### Goal of the exercise
Return each line of the material below that contains the string "backscattering". Treat uppercase and lowercase letters as different.

### Available records

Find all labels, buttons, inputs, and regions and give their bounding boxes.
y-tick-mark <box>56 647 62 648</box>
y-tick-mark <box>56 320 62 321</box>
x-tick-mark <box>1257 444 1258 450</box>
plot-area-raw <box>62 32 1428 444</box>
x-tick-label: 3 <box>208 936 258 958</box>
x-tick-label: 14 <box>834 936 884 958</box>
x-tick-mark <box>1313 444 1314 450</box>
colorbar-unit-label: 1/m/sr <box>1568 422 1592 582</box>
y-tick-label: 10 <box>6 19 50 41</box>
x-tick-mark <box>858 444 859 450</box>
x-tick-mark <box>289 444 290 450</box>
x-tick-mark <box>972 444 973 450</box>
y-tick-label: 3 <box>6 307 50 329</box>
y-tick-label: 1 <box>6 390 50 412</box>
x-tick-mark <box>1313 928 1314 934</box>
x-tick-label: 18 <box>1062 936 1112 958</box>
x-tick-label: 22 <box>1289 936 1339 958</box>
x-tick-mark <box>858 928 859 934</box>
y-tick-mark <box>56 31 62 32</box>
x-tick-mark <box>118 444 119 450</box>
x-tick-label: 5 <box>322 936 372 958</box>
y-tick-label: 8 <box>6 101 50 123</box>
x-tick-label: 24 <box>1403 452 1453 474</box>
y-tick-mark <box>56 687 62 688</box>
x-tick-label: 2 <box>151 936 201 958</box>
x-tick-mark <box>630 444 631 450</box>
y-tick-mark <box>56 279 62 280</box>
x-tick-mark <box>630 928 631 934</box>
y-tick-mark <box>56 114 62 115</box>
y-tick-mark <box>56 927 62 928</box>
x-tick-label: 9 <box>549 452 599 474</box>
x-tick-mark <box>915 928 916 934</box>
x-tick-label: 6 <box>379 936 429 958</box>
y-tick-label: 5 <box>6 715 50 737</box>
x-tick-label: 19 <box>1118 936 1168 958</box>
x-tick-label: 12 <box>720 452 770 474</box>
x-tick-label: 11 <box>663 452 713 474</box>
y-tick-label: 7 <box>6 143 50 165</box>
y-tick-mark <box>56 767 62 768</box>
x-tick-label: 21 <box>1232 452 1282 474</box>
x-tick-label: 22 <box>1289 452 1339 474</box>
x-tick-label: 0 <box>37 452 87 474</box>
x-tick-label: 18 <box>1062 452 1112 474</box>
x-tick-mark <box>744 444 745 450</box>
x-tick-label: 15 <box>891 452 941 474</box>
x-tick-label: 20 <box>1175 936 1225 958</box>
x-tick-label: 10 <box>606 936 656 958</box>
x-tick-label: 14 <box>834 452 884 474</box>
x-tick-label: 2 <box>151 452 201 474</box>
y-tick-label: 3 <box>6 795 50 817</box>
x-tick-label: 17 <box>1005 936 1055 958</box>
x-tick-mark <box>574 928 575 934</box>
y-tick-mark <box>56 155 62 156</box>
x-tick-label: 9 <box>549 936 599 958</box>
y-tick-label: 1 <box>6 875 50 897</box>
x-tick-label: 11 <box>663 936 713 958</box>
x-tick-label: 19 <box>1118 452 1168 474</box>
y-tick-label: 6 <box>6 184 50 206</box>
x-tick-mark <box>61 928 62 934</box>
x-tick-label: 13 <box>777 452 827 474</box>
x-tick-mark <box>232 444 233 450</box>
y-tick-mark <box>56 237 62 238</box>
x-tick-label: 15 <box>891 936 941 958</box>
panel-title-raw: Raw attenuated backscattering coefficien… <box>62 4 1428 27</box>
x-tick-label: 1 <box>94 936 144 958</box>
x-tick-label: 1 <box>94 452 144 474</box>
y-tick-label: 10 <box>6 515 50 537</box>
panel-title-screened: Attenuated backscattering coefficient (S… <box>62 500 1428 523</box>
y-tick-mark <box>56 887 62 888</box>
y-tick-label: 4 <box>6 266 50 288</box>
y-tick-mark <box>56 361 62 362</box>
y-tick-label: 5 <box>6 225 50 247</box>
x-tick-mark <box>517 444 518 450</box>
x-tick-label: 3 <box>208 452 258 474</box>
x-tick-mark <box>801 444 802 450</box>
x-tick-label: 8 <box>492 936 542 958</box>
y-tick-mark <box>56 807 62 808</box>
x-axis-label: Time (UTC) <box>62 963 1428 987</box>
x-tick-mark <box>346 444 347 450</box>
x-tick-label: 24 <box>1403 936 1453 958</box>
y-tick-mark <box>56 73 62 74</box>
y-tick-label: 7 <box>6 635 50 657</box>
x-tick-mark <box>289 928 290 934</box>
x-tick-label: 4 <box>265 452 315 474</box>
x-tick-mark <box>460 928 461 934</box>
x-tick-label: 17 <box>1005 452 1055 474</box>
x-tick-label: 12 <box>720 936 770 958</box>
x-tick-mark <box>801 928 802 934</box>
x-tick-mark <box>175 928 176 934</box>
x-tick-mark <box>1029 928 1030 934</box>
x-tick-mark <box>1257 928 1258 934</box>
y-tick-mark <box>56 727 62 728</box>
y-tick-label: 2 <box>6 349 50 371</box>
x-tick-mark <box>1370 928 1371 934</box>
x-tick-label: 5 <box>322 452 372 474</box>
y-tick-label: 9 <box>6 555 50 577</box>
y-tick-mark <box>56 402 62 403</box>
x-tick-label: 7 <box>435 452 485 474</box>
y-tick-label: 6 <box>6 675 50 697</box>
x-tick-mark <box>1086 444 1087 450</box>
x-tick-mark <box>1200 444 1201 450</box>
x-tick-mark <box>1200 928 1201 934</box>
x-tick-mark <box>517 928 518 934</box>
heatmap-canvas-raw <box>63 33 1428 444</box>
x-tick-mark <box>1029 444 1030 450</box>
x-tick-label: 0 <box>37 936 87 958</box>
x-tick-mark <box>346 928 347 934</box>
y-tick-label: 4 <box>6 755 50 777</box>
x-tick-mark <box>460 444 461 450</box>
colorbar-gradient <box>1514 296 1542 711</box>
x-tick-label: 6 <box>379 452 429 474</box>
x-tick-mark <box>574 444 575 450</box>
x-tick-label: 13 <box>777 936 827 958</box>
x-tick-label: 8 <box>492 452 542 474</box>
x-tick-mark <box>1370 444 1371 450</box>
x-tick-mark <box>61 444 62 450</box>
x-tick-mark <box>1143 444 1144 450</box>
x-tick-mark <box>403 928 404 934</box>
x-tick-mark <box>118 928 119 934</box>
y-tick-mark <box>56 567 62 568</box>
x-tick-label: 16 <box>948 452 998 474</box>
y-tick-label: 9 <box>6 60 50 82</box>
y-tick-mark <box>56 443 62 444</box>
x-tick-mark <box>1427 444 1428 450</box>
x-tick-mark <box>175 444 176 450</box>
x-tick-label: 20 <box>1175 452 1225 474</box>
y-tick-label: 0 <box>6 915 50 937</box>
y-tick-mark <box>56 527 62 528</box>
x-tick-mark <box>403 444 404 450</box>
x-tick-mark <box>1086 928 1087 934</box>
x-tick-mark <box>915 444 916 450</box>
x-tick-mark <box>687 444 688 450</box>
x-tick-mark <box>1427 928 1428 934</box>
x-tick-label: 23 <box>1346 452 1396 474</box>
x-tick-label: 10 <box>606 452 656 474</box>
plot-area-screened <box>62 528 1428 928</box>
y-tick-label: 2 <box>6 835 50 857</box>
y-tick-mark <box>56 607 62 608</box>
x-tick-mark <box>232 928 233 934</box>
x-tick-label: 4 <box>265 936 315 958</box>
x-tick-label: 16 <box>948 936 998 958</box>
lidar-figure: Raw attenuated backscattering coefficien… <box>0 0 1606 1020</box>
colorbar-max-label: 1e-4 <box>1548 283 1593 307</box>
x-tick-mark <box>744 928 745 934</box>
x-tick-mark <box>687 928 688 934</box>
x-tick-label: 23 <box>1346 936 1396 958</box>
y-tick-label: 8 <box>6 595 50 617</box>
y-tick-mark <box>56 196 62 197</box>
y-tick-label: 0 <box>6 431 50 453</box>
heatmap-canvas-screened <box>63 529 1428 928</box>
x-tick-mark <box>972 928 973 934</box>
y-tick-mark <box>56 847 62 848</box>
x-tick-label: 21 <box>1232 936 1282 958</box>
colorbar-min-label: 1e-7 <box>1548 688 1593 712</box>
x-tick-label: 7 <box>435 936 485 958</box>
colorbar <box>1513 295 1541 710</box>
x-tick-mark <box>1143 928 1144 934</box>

### Expected answer
panel-title-raw: Raw attenuated backscattering coefficien… <box>62 4 1428 27</box>
panel-title-screened: Attenuated backscattering coefficient (S… <box>62 500 1428 523</box>
lidar-figure: Raw attenuated backscattering coefficien… <box>0 0 1606 1020</box>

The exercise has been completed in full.